Set problem:
Going through the material below, please gather all lines with the word "diventa" in them.

Available records:

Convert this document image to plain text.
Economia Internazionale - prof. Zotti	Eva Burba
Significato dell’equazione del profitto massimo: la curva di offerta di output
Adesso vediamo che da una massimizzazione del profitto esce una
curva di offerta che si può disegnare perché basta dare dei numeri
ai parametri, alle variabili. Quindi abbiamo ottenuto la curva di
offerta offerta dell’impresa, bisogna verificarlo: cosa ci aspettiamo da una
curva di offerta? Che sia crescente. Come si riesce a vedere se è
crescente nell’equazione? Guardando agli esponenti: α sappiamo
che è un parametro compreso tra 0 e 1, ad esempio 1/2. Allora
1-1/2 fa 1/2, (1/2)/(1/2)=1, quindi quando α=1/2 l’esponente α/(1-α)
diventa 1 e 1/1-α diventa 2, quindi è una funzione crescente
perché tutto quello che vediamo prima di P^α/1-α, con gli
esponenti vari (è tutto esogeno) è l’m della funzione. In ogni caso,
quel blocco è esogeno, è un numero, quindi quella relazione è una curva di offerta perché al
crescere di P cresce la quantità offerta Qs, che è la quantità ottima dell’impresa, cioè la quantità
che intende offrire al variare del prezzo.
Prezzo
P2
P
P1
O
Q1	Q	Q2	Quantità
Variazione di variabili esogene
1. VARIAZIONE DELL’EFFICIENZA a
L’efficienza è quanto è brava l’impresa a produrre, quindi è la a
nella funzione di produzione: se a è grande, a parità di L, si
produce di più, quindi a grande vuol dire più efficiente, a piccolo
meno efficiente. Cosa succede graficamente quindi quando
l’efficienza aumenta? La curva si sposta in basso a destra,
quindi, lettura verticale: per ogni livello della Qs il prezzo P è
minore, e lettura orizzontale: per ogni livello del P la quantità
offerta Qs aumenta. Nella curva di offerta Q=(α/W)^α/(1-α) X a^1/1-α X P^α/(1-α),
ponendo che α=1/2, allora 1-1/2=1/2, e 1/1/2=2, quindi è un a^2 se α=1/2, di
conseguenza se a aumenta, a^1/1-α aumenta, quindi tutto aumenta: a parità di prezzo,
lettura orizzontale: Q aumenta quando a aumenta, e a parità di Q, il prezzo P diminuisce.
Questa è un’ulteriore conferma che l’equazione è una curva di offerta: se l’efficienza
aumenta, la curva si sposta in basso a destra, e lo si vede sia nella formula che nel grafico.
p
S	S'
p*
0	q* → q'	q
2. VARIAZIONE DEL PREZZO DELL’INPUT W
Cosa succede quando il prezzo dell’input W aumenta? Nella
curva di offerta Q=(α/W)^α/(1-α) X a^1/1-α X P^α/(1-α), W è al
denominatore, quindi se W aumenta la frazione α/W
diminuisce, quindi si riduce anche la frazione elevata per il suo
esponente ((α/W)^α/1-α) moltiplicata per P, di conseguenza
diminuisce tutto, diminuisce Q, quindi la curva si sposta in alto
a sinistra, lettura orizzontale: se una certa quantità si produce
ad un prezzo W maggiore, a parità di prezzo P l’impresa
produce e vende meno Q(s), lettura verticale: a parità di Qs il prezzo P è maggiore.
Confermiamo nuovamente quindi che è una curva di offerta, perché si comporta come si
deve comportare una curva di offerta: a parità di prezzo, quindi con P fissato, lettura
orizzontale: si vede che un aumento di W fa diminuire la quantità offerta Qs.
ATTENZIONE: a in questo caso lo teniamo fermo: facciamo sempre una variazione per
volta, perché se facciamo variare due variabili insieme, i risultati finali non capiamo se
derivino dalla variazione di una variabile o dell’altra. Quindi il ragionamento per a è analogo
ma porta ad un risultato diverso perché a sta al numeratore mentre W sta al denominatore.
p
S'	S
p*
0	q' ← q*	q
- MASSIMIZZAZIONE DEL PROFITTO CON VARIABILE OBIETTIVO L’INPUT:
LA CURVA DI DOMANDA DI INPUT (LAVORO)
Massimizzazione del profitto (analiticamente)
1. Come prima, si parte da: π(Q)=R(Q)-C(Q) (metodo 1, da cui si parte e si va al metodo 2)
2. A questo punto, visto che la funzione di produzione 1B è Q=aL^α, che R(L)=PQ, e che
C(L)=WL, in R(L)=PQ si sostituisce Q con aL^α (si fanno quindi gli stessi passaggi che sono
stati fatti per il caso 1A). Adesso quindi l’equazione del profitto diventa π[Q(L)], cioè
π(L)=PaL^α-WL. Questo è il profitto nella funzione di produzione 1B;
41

Response:
diventa 1 e 1/1-α diventa 2, quindi è una funzione crescente
stati fatti per il caso 1A). Adesso quindi l’equazione del profitto diventa π[Q(L)], cioè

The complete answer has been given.